**Dataset items:**
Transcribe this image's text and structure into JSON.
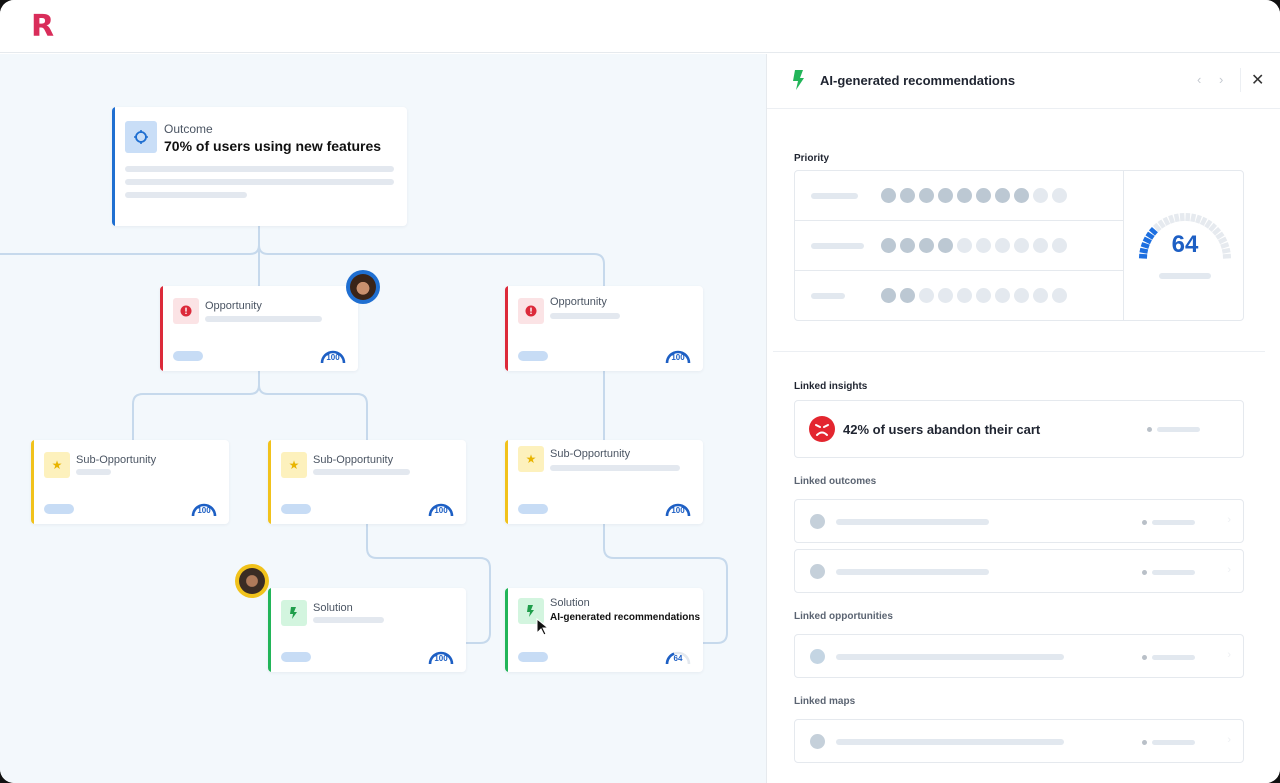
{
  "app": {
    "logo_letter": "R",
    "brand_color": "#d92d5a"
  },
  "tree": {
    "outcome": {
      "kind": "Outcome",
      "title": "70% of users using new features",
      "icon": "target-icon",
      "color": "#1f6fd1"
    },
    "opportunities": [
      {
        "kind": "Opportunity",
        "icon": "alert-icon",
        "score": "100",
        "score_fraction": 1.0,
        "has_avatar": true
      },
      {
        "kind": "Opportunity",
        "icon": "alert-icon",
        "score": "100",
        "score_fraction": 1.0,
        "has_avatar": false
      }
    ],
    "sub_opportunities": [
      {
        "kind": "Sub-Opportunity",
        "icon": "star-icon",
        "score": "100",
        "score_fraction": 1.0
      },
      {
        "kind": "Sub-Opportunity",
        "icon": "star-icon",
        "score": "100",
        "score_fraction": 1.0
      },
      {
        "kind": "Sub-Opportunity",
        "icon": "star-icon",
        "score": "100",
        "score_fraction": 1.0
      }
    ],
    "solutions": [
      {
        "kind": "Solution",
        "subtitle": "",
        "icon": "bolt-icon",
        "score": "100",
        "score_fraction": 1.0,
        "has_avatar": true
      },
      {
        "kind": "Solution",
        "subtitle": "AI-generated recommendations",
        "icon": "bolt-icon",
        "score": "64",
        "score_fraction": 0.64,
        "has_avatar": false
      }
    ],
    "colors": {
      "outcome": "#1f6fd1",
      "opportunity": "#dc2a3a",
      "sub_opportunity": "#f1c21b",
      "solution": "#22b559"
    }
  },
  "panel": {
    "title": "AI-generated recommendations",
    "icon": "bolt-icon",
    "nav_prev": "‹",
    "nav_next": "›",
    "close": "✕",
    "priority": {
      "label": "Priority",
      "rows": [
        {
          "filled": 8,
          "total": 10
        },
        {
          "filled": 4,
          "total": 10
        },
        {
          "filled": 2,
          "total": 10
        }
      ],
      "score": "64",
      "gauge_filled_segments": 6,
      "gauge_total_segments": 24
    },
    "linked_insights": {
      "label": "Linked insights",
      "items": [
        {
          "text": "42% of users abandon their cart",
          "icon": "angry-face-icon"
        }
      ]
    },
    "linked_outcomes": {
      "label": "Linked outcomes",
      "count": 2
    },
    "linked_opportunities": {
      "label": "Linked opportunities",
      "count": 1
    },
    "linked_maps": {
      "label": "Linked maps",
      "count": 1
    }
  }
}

**Task:**
Make an exact copy of all the material, but keep the pictures out of it.

**Full response:**
Transcribe this image's text and structure into JSON.
{
  "app": {
    "logo_letter": "R",
    "brand_color": "#d92d5a"
  },
  "tree": {
    "outcome": {
      "kind": "Outcome",
      "title": "70% of users using new features",
      "icon": "target-icon",
      "color": "#1f6fd1"
    },
    "opportunities": [
      {
        "kind": "Opportunity",
        "icon": "alert-icon",
        "score": "100",
        "score_fraction": 1.0,
        "has_avatar": true
      },
      {
        "kind": "Opportunity",
        "icon": "alert-icon",
        "score": "100",
        "score_fraction": 1.0,
        "has_avatar": false
      }
    ],
    "sub_opportunities": [
      {
        "kind": "Sub-Opportunity",
        "icon": "star-icon",
        "score": "100",
        "score_fraction": 1.0
      },
      {
        "kind": "Sub-Opportunity",
        "icon": "star-icon",
        "score": "100",
        "score_fraction": 1.0
      },
      {
        "kind": "Sub-Opportunity",
        "icon": "star-icon",
        "score": "100",
        "score_fraction": 1.0
      }
    ],
    "solutions": [
      {
        "kind": "Solution",
        "subtitle": "",
        "icon": "bolt-icon",
        "score": "100",
        "score_fraction": 1.0,
        "has_avatar": true
      },
      {
        "kind": "Solution",
        "subtitle": "AI-generated recommendations",
        "icon": "bolt-icon",
        "score": "64",
        "score_fraction": 0.64,
        "has_avatar": false
      }
    ],
    "colors": {
      "outcome": "#1f6fd1",
      "opportunity": "#dc2a3a",
      "sub_opportunity": "#f1c21b",
      "solution": "#22b559"
    }
  },
  "panel": {
    "title": "AI-generated recommendations",
    "icon": "bolt-icon",
    "nav_prev": "‹",
    "nav_next": "›",
    "close": "✕",
    "priority": {
      "label": "Priority",
      "rows": [
        {
          "filled": 8,
          "total": 10
        },
        {
          "filled": 4,
          "total": 10
        },
        {
          "filled": 2,
          "total": 10
        }
      ],
      "score": "64",
      "gauge_filled_segments": 6,
      "gauge_total_segments": 24
    },
    "linked_insights": {
      "label": "Linked insights",
      "items": [
        {
          "text": "42% of users abandon their cart",
          "icon": "angry-face-icon"
        }
      ]
    },
    "linked_outcomes": {
      "label": "Linked outcomes",
      "count": 2
    },
    "linked_opportunities": {
      "label": "Linked opportunities",
      "count": 1
    },
    "linked_maps": {
      "label": "Linked maps",
      "count": 1
    }
  }
}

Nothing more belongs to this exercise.